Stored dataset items
▼

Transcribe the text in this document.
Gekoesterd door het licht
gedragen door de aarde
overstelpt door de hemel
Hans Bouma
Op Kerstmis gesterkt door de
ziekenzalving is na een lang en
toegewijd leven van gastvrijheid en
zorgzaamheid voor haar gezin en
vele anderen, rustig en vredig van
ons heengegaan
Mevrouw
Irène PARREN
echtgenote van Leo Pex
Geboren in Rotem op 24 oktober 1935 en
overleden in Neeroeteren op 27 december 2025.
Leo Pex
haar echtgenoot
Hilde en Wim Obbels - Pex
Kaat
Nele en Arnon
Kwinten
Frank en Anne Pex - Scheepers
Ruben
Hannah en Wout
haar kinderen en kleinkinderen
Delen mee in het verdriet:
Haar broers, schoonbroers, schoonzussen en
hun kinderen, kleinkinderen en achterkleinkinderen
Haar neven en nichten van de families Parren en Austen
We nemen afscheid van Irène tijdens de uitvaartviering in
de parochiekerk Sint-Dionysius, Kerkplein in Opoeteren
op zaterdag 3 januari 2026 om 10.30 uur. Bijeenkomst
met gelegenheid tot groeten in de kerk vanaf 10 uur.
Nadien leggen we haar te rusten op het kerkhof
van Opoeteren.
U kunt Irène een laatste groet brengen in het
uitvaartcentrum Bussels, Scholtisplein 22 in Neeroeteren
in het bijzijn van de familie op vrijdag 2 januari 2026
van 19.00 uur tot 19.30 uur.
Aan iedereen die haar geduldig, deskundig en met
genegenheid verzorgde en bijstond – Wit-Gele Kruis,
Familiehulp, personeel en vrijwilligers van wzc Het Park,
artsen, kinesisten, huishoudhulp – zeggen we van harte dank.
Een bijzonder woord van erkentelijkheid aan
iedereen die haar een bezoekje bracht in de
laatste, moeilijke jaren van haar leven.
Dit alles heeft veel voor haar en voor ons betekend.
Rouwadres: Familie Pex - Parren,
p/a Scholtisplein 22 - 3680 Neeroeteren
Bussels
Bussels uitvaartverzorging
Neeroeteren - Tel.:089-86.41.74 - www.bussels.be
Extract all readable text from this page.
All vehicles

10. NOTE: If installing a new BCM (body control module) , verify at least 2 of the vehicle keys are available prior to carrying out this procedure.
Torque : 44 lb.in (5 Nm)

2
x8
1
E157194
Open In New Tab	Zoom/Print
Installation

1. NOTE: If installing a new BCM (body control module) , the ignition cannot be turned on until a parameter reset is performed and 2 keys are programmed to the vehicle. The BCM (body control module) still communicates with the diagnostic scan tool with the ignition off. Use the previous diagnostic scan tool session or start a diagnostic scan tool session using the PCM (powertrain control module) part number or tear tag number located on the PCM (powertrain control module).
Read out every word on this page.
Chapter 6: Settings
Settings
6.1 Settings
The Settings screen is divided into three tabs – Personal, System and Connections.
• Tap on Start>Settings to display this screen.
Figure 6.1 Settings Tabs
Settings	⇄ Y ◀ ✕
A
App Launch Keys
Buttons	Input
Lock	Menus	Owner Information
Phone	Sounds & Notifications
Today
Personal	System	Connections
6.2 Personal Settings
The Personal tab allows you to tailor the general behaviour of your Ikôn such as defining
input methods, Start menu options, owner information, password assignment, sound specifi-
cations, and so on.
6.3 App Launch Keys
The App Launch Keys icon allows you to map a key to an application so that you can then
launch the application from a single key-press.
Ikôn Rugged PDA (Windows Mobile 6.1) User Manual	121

▲

SET TASK: From the listing above, copy all lines holding the word "screen".

WORKED ANSWER:
The Settings screen is divided into three tabs – Personal, System and Connections.
• Tap on Start>Settings to display this screen.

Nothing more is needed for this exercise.